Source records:
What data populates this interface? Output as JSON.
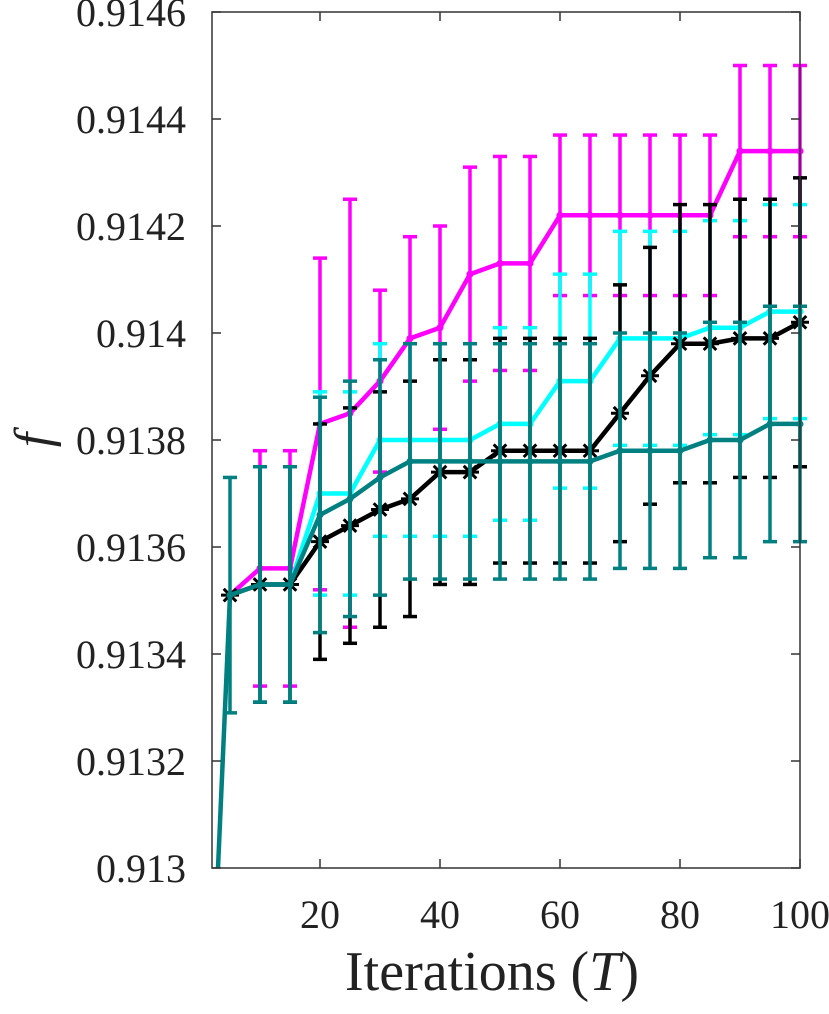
{
  "chart_data": {
    "type": "line",
    "xlabel": "Iterations (",
    "xlabel_var": "T",
    "xlabel_close": ")",
    "ylabel": "f",
    "xlim": [
      2,
      100
    ],
    "ylim": [
      0.913,
      0.9146
    ],
    "xticks": [
      20,
      40,
      60,
      80,
      100
    ],
    "xtick_labels": [
      "20",
      "40",
      "60",
      "80",
      "100"
    ],
    "yticks": [
      0.913,
      0.9132,
      0.9134,
      0.9136,
      0.9138,
      0.914,
      0.9142,
      0.9144,
      0.9146
    ],
    "ytick_labels": [
      "0.913",
      "0.9132",
      "0.9134",
      "0.9136",
      "0.9138",
      "0.914",
      "0.9142",
      "0.9144",
      "0.9146"
    ],
    "grid": false,
    "x": [
      5,
      10,
      15,
      20,
      25,
      30,
      35,
      40,
      45,
      50,
      55,
      60,
      65,
      70,
      75,
      80,
      85,
      90,
      95,
      100
    ],
    "series": [
      {
        "color": "#ff00ff",
        "marker": "dot",
        "values": [
          0.91351,
          0.91356,
          0.91356,
          0.91383,
          0.91385,
          0.91391,
          0.91399,
          0.91401,
          0.91411,
          0.91413,
          0.91413,
          0.91422,
          0.91422,
          0.91422,
          0.91422,
          0.91422,
          0.91422,
          0.91434,
          0.91434,
          0.91434
        ],
        "err": [
          0.0,
          0.00022,
          0.00022,
          0.00031,
          0.0004,
          0.00017,
          0.00019,
          0.00019,
          0.0002,
          0.0002,
          0.0002,
          0.00015,
          0.00015,
          0.00015,
          0.00015,
          0.00015,
          0.00015,
          0.00016,
          0.00016,
          0.00016
        ]
      },
      {
        "color": "#00ffff",
        "marker": "dot",
        "values": [
          0.91351,
          0.91353,
          0.91353,
          0.9137,
          0.9137,
          0.9138,
          0.9138,
          0.9138,
          0.9138,
          0.91383,
          0.91383,
          0.91391,
          0.91391,
          0.91399,
          0.91399,
          0.91399,
          0.91401,
          0.91401,
          0.91404,
          0.91404
        ],
        "err": [
          0.0,
          0.00022,
          0.00022,
          0.00019,
          0.00019,
          0.00018,
          0.00018,
          0.00018,
          0.00018,
          0.00018,
          0.00018,
          0.0002,
          0.0002,
          0.0002,
          0.0002,
          0.0002,
          0.0002,
          0.0002,
          0.0002,
          0.0002
        ]
      },
      {
        "color": "#000000",
        "marker": "star",
        "values": [
          0.91351,
          0.91353,
          0.91353,
          0.91361,
          0.91364,
          0.91367,
          0.91369,
          0.91374,
          0.91374,
          0.91378,
          0.91378,
          0.91378,
          0.91378,
          0.91385,
          0.91392,
          0.91398,
          0.91398,
          0.91399,
          0.91399,
          0.91402
        ],
        "err": [
          0.0,
          0.00022,
          0.00022,
          0.00022,
          0.00022,
          0.00022,
          0.00022,
          0.00021,
          0.00021,
          0.00021,
          0.00021,
          0.00021,
          0.00021,
          0.00024,
          0.00024,
          0.00026,
          0.00026,
          0.00026,
          0.00026,
          0.00027
        ]
      },
      {
        "color": "#008080",
        "marker": "dot",
        "values": [
          0.91351,
          0.91353,
          0.91353,
          0.91366,
          0.91369,
          0.91373,
          0.91376,
          0.91376,
          0.91376,
          0.91376,
          0.91376,
          0.91376,
          0.91376,
          0.91378,
          0.91378,
          0.91378,
          0.9138,
          0.9138,
          0.91383,
          0.91383
        ],
        "err": [
          0.00022,
          0.00022,
          0.00022,
          0.00022,
          0.00022,
          0.00022,
          0.00022,
          0.00022,
          0.00022,
          0.00022,
          0.00022,
          0.00022,
          0.00022,
          0.00022,
          0.00022,
          0.00022,
          0.00022,
          0.00022,
          0.00022,
          0.00022
        ],
        "extra_start": {
          "x": 3,
          "y": 0.913
        }
      }
    ]
  }
}
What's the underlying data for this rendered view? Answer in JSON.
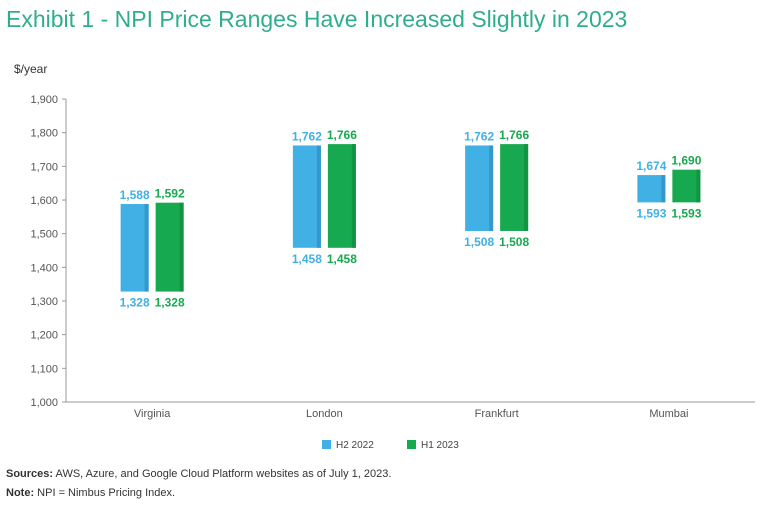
{
  "chart_data": {
    "type": "floating-bar",
    "title": "Exhibit 1 - NPI Price Ranges Have Increased Slightly in 2023",
    "ylabel": "$/year",
    "ylim": [
      1000,
      1900
    ],
    "yticks": [
      "1,000",
      "1,100",
      "1,200",
      "1,300",
      "1,400",
      "1,500",
      "1,600",
      "1,700",
      "1,800",
      "1,900"
    ],
    "ytick_values": [
      1000,
      1100,
      1200,
      1300,
      1400,
      1500,
      1600,
      1700,
      1800,
      1900
    ],
    "categories": [
      "Virginia",
      "London",
      "Frankfurt",
      "Mumbai"
    ],
    "series": [
      {
        "name": "H2 2022",
        "color": "#41b0e4",
        "shade": "#3498cc",
        "low": [
          1328,
          1458,
          1508,
          1593
        ],
        "high": [
          1588,
          1762,
          1762,
          1674
        ],
        "low_labels": [
          "1,328",
          "1,458",
          "1,508",
          "1,593"
        ],
        "high_labels": [
          "1,588",
          "1,762",
          "1,762",
          "1,674"
        ]
      },
      {
        "name": "H1 2023",
        "color": "#17a94f",
        "shade": "#129443",
        "low": [
          1328,
          1458,
          1508,
          1593
        ],
        "high": [
          1592,
          1766,
          1766,
          1690
        ],
        "low_labels": [
          "1,328",
          "1,458",
          "1,508",
          "1,593"
        ],
        "high_labels": [
          "1,592",
          "1,766",
          "1,766",
          "1,690"
        ]
      }
    ],
    "legend_position": "bottom-center"
  },
  "footer": {
    "sources_label": "Sources:",
    "sources_text": "AWS, Azure, and Google Cloud Platform websites as of July 1, 2023.",
    "note_label": "Note:",
    "note_text": "NPI = Nimbus Pricing Index."
  }
}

SHORT TASK.
Where a line holds the string "What", copy that line.

CORRECT RESPONSE.
What data populates this interface? Output as JSON.
What's the underlying data for this rendered view? Answer in JSON.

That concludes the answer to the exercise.